→ **Records**:
────

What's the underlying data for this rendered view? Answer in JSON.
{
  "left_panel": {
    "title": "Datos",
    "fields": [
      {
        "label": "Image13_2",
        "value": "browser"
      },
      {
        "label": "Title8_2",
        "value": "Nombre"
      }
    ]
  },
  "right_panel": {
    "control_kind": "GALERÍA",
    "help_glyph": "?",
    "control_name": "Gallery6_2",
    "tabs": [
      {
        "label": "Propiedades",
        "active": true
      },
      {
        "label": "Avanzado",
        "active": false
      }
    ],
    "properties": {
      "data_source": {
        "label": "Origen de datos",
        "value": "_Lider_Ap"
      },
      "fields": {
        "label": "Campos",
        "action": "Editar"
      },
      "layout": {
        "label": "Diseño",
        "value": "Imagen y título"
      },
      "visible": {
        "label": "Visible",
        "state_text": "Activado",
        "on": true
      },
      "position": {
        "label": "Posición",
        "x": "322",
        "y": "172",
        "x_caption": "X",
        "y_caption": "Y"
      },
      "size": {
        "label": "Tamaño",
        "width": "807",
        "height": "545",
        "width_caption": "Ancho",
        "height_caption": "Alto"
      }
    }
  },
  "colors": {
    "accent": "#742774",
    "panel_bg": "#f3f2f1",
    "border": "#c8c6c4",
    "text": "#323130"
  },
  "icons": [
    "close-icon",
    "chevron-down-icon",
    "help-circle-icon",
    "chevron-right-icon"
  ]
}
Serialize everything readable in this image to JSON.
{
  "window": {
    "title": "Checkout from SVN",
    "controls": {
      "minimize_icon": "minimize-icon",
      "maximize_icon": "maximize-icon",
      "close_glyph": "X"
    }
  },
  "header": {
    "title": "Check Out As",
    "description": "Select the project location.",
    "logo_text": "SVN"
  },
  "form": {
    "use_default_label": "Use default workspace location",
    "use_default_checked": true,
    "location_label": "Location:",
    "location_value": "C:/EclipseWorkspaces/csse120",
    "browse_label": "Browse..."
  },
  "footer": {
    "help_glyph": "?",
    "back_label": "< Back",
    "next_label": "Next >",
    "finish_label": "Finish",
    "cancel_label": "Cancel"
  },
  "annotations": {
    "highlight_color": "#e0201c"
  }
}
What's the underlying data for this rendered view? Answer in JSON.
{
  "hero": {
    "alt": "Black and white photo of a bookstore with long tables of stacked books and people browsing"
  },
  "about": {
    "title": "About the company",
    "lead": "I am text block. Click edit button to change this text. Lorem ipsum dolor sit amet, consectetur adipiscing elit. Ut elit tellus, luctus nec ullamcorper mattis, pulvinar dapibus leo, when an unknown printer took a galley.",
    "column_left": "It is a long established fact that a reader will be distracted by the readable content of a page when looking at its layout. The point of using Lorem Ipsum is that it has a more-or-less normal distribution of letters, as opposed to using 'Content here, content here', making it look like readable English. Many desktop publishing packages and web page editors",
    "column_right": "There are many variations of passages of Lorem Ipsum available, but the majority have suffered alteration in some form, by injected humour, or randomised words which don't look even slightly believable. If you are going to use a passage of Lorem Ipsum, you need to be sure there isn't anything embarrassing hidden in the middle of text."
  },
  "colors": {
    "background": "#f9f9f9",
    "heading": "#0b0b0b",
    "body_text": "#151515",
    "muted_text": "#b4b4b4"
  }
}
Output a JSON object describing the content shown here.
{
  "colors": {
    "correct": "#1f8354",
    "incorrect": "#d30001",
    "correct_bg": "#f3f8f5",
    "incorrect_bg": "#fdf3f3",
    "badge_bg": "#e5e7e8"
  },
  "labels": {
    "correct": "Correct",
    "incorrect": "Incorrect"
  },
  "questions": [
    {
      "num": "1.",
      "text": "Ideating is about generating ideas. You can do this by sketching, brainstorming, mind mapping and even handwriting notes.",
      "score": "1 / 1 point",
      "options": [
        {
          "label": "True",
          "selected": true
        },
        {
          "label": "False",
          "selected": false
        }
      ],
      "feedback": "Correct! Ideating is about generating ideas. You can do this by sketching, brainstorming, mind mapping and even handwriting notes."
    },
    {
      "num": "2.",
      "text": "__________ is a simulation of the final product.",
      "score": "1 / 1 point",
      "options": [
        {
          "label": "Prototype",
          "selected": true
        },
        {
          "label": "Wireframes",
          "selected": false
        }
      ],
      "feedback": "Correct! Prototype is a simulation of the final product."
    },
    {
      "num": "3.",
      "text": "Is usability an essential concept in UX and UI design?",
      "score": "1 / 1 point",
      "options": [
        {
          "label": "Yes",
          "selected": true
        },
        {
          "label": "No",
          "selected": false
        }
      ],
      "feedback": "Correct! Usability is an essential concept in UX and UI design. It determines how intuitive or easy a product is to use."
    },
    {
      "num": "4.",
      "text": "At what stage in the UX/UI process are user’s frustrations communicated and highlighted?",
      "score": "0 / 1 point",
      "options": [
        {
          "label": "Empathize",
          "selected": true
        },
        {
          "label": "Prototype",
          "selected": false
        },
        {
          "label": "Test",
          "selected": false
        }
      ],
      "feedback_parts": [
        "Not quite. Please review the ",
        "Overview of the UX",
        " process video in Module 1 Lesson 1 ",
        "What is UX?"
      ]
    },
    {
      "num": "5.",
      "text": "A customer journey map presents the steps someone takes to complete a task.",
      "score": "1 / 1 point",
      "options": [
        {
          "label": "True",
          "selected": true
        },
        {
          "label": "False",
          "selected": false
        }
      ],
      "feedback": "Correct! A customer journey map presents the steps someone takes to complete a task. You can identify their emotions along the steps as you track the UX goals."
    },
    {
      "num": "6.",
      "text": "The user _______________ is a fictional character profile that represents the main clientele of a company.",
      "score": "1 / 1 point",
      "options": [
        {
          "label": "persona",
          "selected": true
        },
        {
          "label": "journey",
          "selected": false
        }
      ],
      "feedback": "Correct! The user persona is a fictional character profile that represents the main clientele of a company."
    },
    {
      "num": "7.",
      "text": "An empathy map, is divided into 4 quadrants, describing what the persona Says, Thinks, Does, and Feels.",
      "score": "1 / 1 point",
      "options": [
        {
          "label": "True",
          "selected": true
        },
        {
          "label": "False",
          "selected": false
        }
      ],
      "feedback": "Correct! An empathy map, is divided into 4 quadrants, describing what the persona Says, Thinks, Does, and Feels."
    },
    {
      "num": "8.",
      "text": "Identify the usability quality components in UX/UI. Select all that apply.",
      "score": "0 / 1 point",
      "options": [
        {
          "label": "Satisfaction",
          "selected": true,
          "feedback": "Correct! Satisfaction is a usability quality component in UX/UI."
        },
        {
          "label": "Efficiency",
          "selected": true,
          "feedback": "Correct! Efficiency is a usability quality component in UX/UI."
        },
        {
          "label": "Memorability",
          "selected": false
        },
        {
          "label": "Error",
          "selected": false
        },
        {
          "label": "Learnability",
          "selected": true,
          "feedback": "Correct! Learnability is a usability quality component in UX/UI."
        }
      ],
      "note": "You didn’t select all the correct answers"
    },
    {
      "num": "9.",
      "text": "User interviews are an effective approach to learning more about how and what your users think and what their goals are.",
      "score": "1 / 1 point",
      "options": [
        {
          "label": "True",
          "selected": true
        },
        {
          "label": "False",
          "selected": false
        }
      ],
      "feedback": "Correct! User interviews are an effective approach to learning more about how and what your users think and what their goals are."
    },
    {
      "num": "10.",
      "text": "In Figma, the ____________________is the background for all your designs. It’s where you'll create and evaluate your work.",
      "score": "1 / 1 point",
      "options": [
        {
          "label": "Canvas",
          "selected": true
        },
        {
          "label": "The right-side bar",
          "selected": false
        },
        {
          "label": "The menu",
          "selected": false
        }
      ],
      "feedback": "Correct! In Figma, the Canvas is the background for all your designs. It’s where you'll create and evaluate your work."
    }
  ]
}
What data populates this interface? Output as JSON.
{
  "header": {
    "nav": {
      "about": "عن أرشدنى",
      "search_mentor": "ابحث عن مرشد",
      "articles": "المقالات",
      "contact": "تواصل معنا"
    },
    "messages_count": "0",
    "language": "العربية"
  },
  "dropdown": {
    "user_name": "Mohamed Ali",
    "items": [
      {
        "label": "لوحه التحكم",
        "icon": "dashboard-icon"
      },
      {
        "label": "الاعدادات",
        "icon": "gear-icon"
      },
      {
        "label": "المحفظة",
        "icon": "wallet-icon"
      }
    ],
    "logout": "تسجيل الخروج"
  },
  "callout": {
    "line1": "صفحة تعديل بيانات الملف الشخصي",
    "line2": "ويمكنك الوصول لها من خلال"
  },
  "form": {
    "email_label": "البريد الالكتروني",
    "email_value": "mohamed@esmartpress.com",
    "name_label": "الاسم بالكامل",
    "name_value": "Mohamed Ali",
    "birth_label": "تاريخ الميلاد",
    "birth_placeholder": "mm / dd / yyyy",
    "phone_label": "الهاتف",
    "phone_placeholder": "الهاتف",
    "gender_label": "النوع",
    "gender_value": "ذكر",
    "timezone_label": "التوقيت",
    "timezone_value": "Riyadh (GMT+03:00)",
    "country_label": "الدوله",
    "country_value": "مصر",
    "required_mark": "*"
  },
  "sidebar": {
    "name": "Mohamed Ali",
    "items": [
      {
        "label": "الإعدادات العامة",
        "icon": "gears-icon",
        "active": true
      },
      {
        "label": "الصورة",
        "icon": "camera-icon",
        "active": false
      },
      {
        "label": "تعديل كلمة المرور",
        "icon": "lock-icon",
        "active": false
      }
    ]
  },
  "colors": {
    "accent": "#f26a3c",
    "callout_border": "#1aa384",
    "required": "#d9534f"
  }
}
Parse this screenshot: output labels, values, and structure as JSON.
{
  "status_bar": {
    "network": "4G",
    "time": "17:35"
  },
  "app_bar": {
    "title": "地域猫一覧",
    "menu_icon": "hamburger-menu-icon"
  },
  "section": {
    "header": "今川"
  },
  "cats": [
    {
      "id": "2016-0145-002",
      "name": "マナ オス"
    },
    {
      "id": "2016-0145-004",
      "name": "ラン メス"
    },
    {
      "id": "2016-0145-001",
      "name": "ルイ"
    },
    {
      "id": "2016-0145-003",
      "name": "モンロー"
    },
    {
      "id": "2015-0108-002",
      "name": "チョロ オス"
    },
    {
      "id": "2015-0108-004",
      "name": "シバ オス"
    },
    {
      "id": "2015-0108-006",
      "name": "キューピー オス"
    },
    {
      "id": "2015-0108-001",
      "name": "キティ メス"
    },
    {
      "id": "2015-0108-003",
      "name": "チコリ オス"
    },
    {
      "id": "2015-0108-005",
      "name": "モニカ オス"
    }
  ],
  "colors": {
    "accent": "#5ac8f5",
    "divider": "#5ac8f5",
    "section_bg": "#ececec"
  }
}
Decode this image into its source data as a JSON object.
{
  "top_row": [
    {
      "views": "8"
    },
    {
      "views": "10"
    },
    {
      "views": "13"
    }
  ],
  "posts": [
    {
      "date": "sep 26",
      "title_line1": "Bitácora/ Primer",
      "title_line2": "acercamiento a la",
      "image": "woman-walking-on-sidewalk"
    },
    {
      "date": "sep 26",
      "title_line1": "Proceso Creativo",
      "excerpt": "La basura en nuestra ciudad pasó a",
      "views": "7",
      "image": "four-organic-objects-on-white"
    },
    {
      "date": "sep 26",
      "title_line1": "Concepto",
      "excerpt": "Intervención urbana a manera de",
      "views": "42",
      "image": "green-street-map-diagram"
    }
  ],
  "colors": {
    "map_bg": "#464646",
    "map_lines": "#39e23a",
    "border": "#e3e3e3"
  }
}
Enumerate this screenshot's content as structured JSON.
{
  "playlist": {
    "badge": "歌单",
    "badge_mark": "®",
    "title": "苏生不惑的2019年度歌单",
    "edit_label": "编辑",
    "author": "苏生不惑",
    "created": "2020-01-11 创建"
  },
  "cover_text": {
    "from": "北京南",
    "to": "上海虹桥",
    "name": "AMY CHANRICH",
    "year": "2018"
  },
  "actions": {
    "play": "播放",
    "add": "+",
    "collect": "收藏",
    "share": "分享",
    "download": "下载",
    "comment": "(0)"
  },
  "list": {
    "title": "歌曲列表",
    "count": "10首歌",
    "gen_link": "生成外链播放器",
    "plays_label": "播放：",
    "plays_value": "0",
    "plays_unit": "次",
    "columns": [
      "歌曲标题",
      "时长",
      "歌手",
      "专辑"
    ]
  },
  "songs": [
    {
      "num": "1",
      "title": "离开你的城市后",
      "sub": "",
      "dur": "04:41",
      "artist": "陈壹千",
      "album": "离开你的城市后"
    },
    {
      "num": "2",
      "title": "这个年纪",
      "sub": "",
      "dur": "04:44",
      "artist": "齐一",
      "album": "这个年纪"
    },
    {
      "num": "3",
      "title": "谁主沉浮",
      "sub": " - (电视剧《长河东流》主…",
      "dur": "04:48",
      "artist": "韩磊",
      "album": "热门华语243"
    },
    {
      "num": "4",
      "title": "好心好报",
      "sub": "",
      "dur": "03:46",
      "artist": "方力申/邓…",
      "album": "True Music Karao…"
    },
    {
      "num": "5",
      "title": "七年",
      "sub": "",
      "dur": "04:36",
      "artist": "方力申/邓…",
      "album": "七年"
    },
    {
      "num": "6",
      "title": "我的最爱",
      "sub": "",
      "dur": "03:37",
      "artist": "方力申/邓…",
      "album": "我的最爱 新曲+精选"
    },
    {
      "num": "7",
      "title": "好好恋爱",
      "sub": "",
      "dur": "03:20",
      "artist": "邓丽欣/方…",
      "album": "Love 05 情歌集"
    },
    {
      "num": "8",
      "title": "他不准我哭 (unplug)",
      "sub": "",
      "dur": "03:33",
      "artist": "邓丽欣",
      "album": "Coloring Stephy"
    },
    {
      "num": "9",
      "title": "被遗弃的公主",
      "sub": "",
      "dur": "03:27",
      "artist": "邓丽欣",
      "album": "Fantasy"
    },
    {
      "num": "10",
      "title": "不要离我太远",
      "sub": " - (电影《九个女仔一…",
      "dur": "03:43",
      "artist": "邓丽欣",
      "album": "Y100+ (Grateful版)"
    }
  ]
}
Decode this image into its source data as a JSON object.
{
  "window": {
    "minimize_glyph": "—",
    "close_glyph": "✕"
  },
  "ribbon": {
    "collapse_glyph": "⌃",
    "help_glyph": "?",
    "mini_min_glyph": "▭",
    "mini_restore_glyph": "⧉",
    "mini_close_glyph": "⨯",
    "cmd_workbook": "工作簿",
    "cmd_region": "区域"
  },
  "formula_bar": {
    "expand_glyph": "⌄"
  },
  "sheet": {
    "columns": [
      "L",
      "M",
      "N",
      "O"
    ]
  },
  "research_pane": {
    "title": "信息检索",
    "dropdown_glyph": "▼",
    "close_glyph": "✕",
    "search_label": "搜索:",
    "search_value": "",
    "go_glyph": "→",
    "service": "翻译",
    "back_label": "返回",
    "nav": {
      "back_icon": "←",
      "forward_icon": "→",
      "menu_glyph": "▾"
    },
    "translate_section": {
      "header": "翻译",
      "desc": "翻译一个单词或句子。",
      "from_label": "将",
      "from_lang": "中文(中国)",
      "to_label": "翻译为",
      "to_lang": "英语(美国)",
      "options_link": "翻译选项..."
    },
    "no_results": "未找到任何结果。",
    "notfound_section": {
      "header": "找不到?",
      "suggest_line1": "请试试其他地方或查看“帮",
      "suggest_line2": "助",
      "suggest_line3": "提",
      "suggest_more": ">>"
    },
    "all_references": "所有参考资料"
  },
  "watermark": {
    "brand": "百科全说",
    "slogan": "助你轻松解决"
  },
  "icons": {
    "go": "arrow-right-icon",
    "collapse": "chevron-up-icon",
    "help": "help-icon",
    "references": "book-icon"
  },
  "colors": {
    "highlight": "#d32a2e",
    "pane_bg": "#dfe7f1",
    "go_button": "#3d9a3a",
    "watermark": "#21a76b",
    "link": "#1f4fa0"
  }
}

────

→ **SET TASK**:
Identify the lines that contain the string "users", and copy every one of them.

→ **FINAL RESULT**:
      "text": "User interviews are an effective approach to learning more about how and what your users think and what their goals are.",
      "feedback": "Correct! User interviews are an effective approach to learning more about how and what your users think and what their goals are."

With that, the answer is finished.